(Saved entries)
START

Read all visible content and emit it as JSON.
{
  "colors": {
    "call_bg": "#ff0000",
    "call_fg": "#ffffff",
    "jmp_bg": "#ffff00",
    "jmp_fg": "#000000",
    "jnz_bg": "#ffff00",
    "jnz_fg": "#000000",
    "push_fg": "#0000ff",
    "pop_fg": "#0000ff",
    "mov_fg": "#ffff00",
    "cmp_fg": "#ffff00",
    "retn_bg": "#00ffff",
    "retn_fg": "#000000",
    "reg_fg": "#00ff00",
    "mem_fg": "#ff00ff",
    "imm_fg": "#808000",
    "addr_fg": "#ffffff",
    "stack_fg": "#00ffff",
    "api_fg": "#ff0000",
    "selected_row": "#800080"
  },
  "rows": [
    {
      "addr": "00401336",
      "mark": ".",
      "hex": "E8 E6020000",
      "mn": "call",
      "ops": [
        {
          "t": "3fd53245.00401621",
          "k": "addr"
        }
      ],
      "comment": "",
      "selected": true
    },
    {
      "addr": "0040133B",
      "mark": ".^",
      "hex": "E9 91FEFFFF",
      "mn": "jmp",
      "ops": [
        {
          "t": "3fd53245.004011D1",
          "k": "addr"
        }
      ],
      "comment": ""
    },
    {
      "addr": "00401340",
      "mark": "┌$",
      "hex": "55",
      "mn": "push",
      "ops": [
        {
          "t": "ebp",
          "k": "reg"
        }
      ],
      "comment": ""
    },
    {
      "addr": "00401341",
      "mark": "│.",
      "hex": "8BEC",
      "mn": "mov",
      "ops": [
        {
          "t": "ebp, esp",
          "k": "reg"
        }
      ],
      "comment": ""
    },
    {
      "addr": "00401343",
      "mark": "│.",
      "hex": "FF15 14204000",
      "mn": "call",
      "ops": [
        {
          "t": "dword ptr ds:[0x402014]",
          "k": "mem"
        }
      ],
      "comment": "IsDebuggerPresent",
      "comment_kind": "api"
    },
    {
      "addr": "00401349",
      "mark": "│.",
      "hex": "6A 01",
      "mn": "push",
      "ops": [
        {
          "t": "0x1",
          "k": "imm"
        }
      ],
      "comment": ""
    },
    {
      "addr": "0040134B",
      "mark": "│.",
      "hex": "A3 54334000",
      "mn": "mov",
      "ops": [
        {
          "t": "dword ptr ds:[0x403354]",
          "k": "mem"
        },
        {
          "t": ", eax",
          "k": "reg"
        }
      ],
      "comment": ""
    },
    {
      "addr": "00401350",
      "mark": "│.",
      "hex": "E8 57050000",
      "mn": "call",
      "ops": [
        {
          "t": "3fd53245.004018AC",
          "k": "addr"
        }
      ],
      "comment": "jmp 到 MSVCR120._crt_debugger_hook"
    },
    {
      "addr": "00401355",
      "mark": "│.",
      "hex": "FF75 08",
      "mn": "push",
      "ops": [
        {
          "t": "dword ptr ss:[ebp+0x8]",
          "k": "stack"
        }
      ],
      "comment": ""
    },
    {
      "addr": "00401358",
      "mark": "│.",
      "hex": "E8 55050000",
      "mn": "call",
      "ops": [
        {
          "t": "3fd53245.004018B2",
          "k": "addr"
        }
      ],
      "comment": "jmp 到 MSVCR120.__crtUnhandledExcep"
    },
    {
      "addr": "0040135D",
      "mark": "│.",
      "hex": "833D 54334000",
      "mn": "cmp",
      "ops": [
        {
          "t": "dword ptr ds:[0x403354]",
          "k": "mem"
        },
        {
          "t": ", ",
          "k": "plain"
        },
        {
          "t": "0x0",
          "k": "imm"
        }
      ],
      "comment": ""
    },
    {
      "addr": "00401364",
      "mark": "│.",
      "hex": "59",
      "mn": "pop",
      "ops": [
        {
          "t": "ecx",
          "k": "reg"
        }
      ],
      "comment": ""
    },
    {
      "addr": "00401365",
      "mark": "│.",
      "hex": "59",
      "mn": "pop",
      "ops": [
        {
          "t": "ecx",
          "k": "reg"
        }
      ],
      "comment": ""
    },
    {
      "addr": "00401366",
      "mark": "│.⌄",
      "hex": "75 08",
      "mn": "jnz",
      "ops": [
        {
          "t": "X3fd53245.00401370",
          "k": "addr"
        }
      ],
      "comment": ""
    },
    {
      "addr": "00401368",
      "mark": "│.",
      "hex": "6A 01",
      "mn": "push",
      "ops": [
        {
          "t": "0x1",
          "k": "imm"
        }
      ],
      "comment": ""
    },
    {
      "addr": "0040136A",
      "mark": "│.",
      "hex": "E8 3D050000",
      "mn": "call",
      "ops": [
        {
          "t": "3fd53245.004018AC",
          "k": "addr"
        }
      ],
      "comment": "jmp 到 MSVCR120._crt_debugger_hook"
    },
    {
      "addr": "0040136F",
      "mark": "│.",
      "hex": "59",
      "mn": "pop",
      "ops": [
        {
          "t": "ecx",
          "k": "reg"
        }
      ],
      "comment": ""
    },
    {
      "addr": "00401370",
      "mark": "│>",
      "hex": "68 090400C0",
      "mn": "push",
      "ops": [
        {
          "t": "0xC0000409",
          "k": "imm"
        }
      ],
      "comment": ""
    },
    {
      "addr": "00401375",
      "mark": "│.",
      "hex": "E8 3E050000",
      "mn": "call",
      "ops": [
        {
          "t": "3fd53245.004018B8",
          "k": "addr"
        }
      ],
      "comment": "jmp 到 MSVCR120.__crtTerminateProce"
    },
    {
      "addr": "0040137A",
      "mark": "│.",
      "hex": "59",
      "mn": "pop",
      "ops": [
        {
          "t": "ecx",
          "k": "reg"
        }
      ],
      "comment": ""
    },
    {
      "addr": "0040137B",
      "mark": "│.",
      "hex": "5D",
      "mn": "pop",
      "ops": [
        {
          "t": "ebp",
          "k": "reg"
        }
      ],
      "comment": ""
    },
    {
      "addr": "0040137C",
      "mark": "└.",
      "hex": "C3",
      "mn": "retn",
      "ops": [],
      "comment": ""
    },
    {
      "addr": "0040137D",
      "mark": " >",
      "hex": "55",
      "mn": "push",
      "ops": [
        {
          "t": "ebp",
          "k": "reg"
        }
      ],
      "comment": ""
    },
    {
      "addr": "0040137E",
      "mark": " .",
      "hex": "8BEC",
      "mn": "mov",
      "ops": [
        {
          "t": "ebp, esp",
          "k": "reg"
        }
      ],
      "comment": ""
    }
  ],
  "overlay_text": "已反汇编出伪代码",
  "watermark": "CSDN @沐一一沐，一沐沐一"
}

END

**What needs to be done**
Write the data from above out again, exactly.

**The reply**
Read all visible content and emit it as JSON.
{
  "colors": {
    "call_bg": "#ff0000",
    "call_fg": "#ffffff",
    "jmp_bg": "#ffff00",
    "jmp_fg": "#000000",
    "jnz_bg": "#ffff00",
    "jnz_fg": "#000000",
    "push_fg": "#0000ff",
    "pop_fg": "#0000ff",
    "mov_fg": "#ffff00",
    "cmp_fg": "#ffff00",
    "retn_bg": "#00ffff",
    "retn_fg": "#000000",
    "reg_fg": "#00ff00",
    "mem_fg": "#ff00ff",
    "imm_fg": "#808000",
    "addr_fg": "#ffffff",
    "stack_fg": "#00ffff",
    "api_fg": "#ff0000",
    "selected_row": "#800080"
  },
  "rows": [
    {
      "addr": "00401336",
      "mark": ".",
      "hex": "E8 E6020000",
      "mn": "call",
      "ops": [
        {
          "t": "3fd53245.00401621",
          "k": "addr"
        }
      ],
      "comment": "",
      "selected": true
    },
    {
      "addr": "0040133B",
      "mark": ".^",
      "hex": "E9 91FEFFFF",
      "mn": "jmp",
      "ops": [
        {
          "t": "3fd53245.004011D1",
          "k": "addr"
        }
      ],
      "comment": ""
    },
    {
      "addr": "00401340",
      "mark": "┌$",
      "hex": "55",
      "mn": "push",
      "ops": [
        {
          "t": "ebp",
          "k": "reg"
        }
      ],
      "comment": ""
    },
    {
      "addr": "00401341",
      "mark": "│.",
      "hex": "8BEC",
      "mn": "mov",
      "ops": [
        {
          "t": "ebp, esp",
          "k": "reg"
        }
      ],
      "comment": ""
    },
    {
      "addr": "00401343",
      "mark": "│.",
      "hex": "FF15 14204000",
      "mn": "call",
      "ops": [
        {
          "t": "dword ptr ds:[0x402014]",
          "k": "mem"
        }
      ],
      "comment": "IsDebuggerPresent",
      "comment_kind": "api"
    },
    {
      "addr": "00401349",
      "mark": "│.",
      "hex": "6A 01",
      "mn": "push",
      "ops": [
        {
          "t": "0x1",
          "k": "imm"
        }
      ],
      "comment": ""
    },
    {
      "addr": "0040134B",
      "mark": "│.",
      "hex": "A3 54334000",
      "mn": "mov",
      "ops": [
        {
          "t": "dword ptr ds:[0x403354]",
          "k": "mem"
        },
        {
          "t": ", eax",
          "k": "reg"
        }
      ],
      "comment": ""
    },
    {
      "addr": "00401350",
      "mark": "│.",
      "hex": "E8 57050000",
      "mn": "call",
      "ops": [
        {
          "t": "3fd53245.004018AC",
          "k": "addr"
        }
      ],
      "comment": "jmp 到 MSVCR120._crt_debugger_hook"
    },
    {
      "addr": "00401355",
      "mark": "│.",
      "hex": "FF75 08",
      "mn": "push",
      "ops": [
        {
          "t": "dword ptr ss:[ebp+0x8]",
          "k": "stack"
        }
      ],
      "comment": ""
    },
    {
      "addr": "00401358",
      "mark": "│.",
      "hex": "E8 55050000",
      "mn": "call",
      "ops": [
        {
          "t": "3fd53245.004018B2",
          "k": "addr"
        }
      ],
      "comment": "jmp 到 MSVCR120.__crtUnhandledExcep"
    },
    {
      "addr": "0040135D",
      "mark": "│.",
      "hex": "833D 54334000",
      "mn": "cmp",
      "ops": [
        {
          "t": "dword ptr ds:[0x403354]",
          "k": "mem"
        },
        {
          "t": ", ",
          "k": "plain"
        },
        {
          "t": "0x0",
          "k": "imm"
        }
      ],
      "comment": ""
    },
    {
      "addr": "00401364",
      "mark": "│.",
      "hex": "59",
      "mn": "pop",
      "ops": [
        {
          "t": "ecx",
          "k": "reg"
        }
      ],
      "comment": ""
    },
    {
      "addr": "00401365",
      "mark": "│.",
      "hex": "59",
      "mn": "pop",
      "ops": [
        {
          "t": "ecx",
          "k": "reg"
        }
      ],
      "comment": ""
    },
    {
      "addr": "00401366",
      "mark": "│.⌄",
      "hex": "75 08",
      "mn": "jnz",
      "ops": [
        {
          "t": "X3fd53245.00401370",
          "k": "addr"
        }
      ],
      "comment": ""
    },
    {
      "addr": "00401368",
      "mark": "│.",
      "hex": "6A 01",
      "mn": "push",
      "ops": [
        {
          "t": "0x1",
          "k": "imm"
        }
      ],
      "comment": ""
    },
    {
      "addr": "0040136A",
      "mark": "│.",
      "hex": "E8 3D050000",
      "mn": "call",
      "ops": [
        {
          "t": "3fd53245.004018AC",
          "k": "addr"
        }
      ],
      "comment": "jmp 到 MSVCR120._crt_debugger_hook"
    },
    {
      "addr": "0040136F",
      "mark": "│.",
      "hex": "59",
      "mn": "pop",
      "ops": [
        {
          "t": "ecx",
          "k": "reg"
        }
      ],
      "comment": ""
    },
    {
      "addr": "00401370",
      "mark": "│>",
      "hex": "68 090400C0",
      "mn": "push",
      "ops": [
        {
          "t": "0xC0000409",
          "k": "imm"
        }
      ],
      "comment": ""
    },
    {
      "addr": "00401375",
      "mark": "│.",
      "hex": "E8 3E050000",
      "mn": "call",
      "ops": [
        {
          "t": "3fd53245.004018B8",
          "k": "addr"
        }
      ],
      "comment": "jmp 到 MSVCR120.__crtTerminateProce"
    },
    {
      "addr": "0040137A",
      "mark": "│.",
      "hex": "59",
      "mn": "pop",
      "ops": [
        {
          "t": "ecx",
          "k": "reg"
        }
      ],
      "comment": ""
    },
    {
      "addr": "0040137B",
      "mark": "│.",
      "hex": "5D",
      "mn": "pop",
      "ops": [
        {
          "t": "ebp",
          "k": "reg"
        }
      ],
      "comment": ""
    },
    {
      "addr": "0040137C",
      "mark": "└.",
      "hex": "C3",
      "mn": "retn",
      "ops": [],
      "comment": ""
    },
    {
      "addr": "0040137D",
      "mark": " >",
      "hex": "55",
      "mn": "push",
      "ops": [
        {
          "t": "ebp",
          "k": "reg"
        }
      ],
      "comment": ""
    },
    {
      "addr": "0040137E",
      "mark": " .",
      "hex": "8BEC",
      "mn": "mov",
      "ops": [
        {
          "t": "ebp, esp",
          "k": "reg"
        }
      ],
      "comment": ""
    }
  ],
  "overlay_text": "已反汇编出伪代码",
  "watermark": "CSDN @沐一一沐，一沐沐一"
}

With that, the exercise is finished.